- **EXCERPT**:

%%

Iława Główna railway station is the main railway station in the town of Iława, Poland. The station is connected to various cities in Poland via PKP Express Intercity Premium (EIP), Intercity (IC), and Twoje Linie Kolejowe (TLK) services, and various regional cities via Polregio service.

History
The station opened on October 2, 1872, when the town was under German rule. It served as a border station on the German side between Poland and Germany in the interwar period, and following Germany's defeat in World War II it passed to Poland.

Train services
The station is served by the following service(s):

Express Intercity Premium services (EIP) Gdynia - Warsaw
Express Intercity Premium services (EIP) Gdynia - Warsaw - Katowice - Gliwice/Bielsko-Biała
Express Intercity Premium services (EIP) Gdynia/Kołobrzeg - Warsaw - Kraków (- Rzeszów)

%%

Reproduce the part of the Iława Główna railway station text starting at "Iława Główna railway" and ending at "Kraków (- Rzeszów)", switching every "Warsaw" to "Warszawa".

- **LISTED ENTRIES**:
%%

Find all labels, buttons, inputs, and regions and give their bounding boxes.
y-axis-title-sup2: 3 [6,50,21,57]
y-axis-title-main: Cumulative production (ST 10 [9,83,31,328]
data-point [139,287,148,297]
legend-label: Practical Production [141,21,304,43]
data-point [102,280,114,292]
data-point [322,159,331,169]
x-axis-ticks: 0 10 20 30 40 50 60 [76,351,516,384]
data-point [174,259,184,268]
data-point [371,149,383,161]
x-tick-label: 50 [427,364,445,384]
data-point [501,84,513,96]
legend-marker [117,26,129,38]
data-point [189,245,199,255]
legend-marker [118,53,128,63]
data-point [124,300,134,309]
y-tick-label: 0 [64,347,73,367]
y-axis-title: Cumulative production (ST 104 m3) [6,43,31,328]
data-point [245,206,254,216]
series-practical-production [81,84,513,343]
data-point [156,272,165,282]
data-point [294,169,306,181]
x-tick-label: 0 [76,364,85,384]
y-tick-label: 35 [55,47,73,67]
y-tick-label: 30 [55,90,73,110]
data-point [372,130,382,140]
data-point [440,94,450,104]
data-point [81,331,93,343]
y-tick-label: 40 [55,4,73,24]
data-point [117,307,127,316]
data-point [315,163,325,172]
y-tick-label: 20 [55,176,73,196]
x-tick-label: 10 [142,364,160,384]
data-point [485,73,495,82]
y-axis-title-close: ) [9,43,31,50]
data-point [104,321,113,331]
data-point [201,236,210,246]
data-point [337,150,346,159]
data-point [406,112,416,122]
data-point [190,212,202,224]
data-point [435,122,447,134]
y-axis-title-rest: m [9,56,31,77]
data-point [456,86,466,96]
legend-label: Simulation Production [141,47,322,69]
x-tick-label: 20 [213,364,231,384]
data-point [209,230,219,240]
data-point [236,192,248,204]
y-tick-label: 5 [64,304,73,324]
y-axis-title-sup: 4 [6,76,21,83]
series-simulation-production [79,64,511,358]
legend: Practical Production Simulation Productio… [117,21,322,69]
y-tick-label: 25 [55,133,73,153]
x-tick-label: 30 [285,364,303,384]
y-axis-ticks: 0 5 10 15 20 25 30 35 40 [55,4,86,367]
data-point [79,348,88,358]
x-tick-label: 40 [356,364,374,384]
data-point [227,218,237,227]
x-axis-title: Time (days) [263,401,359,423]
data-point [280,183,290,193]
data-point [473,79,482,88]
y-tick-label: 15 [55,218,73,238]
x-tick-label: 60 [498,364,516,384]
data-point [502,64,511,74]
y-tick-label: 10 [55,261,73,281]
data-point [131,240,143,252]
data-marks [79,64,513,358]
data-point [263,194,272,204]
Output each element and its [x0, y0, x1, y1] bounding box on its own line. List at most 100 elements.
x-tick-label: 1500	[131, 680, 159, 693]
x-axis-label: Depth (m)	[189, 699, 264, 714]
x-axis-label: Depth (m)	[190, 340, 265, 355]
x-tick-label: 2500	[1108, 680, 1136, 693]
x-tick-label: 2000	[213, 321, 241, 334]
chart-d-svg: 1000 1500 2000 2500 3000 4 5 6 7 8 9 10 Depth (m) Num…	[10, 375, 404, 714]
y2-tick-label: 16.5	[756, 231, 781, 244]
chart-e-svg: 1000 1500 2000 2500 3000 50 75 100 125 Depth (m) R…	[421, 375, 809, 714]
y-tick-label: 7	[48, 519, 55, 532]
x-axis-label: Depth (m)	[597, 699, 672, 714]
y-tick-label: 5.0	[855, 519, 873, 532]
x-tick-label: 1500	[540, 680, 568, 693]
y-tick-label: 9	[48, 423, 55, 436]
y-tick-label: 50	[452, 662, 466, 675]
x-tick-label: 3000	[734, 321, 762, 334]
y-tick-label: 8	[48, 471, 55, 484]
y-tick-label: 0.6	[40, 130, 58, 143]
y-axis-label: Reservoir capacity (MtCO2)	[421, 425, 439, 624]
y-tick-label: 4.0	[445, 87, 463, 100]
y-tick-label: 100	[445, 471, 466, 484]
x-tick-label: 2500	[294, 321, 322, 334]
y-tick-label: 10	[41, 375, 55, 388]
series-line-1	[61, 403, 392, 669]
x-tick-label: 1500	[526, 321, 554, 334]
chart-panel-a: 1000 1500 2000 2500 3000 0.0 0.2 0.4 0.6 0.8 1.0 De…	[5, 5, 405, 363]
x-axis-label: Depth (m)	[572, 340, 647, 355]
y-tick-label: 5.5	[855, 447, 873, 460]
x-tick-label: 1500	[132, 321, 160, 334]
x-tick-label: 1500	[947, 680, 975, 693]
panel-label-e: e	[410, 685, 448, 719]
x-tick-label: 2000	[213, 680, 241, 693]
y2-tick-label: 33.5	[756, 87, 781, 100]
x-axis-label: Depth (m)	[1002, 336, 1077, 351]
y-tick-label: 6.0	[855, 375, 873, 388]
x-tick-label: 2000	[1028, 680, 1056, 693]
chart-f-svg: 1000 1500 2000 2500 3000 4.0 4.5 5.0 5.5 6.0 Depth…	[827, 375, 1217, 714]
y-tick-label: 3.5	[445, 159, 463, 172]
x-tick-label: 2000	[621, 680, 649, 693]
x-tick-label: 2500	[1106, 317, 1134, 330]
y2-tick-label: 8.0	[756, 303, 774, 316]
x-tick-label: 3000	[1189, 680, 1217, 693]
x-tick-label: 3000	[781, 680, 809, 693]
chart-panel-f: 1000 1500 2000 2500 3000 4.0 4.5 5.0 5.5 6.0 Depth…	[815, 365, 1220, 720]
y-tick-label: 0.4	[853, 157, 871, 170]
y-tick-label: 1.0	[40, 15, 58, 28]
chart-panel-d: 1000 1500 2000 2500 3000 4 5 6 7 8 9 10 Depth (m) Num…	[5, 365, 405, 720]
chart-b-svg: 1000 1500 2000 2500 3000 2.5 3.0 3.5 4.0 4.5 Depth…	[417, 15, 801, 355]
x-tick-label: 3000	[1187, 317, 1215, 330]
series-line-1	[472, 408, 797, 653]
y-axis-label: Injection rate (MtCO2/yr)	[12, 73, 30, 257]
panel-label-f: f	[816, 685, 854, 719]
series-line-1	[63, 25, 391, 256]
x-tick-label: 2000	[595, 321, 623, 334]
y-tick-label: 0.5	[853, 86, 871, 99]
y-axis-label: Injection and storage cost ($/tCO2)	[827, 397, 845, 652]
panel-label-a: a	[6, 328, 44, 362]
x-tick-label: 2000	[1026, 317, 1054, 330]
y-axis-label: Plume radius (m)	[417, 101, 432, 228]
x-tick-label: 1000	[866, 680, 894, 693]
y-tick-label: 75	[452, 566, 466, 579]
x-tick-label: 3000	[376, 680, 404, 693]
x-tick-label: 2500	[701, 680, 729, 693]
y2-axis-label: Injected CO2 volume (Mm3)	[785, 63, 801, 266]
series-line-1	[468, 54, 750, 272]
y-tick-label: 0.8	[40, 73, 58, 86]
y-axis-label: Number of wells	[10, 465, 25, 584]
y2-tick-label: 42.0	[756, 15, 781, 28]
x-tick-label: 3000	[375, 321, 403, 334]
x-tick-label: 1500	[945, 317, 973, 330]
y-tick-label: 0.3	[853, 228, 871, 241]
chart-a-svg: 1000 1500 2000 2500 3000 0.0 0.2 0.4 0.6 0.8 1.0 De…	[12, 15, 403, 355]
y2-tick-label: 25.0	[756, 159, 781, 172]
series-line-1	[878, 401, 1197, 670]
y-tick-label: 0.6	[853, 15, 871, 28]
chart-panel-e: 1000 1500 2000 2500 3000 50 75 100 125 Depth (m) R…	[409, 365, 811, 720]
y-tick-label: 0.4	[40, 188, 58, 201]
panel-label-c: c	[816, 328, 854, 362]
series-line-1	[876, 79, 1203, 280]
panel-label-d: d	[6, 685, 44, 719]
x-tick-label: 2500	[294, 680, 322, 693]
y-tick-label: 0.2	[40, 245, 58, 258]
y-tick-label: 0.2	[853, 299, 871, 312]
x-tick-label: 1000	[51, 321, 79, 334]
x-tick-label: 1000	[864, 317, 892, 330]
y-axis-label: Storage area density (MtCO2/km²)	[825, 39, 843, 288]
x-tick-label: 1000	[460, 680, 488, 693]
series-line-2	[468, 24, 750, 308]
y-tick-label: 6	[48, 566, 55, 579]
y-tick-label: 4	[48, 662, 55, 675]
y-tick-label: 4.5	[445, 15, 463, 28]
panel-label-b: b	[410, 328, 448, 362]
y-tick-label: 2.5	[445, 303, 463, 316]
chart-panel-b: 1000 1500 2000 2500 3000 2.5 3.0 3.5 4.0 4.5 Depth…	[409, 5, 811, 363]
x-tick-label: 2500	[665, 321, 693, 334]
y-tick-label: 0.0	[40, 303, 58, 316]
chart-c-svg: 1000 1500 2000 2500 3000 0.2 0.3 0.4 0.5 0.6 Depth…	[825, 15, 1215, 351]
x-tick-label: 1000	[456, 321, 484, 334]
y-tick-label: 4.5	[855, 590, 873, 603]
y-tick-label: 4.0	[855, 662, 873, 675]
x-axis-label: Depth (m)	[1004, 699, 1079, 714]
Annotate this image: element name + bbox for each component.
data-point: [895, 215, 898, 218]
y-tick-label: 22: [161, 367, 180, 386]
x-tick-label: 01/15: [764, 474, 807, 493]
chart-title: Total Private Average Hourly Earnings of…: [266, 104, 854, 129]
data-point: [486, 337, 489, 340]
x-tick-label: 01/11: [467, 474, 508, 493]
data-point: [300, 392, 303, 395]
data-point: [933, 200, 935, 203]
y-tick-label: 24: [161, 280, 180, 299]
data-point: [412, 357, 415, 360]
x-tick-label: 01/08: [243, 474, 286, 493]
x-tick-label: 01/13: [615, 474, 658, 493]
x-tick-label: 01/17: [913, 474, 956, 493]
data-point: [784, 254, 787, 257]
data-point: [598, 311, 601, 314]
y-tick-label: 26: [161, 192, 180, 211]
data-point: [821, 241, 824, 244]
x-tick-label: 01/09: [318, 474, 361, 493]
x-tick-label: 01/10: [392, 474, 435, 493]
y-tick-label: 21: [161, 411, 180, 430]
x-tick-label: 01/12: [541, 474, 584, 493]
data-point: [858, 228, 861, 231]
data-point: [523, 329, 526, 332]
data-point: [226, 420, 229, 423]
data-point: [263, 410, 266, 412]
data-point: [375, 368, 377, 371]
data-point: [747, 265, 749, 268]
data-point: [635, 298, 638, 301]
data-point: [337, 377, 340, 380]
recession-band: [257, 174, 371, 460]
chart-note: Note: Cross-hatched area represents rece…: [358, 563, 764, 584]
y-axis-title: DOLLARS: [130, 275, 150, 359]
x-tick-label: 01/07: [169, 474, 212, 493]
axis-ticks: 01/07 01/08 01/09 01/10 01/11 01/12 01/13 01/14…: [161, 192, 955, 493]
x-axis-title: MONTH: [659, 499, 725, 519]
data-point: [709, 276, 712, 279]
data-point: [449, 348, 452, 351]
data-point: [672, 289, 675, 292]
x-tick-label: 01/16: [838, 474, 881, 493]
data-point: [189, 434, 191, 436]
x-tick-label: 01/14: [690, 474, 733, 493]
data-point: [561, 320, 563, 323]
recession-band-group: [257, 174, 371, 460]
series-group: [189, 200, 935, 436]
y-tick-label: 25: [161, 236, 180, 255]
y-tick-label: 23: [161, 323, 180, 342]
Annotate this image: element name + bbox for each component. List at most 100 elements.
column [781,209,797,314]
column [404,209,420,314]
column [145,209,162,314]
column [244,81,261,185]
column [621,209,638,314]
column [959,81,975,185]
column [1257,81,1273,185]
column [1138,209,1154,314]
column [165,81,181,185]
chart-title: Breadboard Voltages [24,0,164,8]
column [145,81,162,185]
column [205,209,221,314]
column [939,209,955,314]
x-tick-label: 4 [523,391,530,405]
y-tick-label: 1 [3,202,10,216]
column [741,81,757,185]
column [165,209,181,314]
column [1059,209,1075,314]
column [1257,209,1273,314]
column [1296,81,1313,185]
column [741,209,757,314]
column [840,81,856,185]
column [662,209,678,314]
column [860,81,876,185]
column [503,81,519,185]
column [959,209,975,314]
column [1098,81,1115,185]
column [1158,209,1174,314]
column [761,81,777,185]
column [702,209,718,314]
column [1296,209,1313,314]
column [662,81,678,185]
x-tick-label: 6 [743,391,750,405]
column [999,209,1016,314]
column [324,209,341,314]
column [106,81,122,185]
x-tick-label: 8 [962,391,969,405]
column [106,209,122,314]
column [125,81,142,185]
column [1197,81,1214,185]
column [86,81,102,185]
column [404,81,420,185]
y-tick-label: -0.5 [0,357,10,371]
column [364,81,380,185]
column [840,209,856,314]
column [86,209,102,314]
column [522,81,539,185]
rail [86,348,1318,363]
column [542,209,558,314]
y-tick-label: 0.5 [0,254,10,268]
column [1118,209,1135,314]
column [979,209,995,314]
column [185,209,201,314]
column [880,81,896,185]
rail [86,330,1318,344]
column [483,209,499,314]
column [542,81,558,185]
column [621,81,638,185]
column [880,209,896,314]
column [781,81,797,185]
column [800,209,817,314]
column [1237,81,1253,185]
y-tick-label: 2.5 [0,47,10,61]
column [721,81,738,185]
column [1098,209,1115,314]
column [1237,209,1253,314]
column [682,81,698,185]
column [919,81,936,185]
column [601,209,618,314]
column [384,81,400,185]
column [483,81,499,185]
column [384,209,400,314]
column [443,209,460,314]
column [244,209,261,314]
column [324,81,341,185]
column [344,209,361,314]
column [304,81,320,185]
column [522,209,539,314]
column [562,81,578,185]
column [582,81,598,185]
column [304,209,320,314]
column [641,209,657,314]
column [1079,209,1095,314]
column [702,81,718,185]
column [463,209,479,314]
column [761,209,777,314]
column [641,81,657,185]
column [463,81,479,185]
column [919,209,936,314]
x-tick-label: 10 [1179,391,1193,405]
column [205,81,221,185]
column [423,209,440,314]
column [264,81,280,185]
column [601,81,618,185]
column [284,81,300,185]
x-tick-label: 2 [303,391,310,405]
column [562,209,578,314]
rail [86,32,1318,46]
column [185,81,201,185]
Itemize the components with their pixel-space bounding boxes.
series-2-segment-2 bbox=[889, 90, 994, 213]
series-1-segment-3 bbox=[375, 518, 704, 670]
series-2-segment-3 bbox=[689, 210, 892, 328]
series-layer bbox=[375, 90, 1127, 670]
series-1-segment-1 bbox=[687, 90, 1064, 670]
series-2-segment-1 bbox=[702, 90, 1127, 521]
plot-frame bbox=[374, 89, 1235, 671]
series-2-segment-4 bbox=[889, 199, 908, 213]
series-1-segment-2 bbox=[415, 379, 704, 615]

%%

- **ANSWER TO THE TASK**:
Iława Główna railway station is the main railway station in the town of Iława, Poland. The station is connected to various cities in Poland via PKP Express Intercity Premium (EIP), Intercity (IC), and Twoje Linie Kolejowe (TLK) services, and various regional cities via Polregio service.

History
The station opened on October 2, 1872, when the town was under German rule. It served as a border station on the German side between Poland and Germany in the interwar period, and following Germany's defeat in World War II it passed to Poland.

Train services
The station is served by the following service(s):

Express Intercity Premium services (EIP) Gdynia - Warszawa
Express Intercity Premium services (EIP) Gdynia - Warszawa - Katowice - Gliwice/Bielsko-Biała
Express Intercity Premium services (EIP) Gdynia/Kołobrzeg - Warszawa - Kraków (- Rzeszów)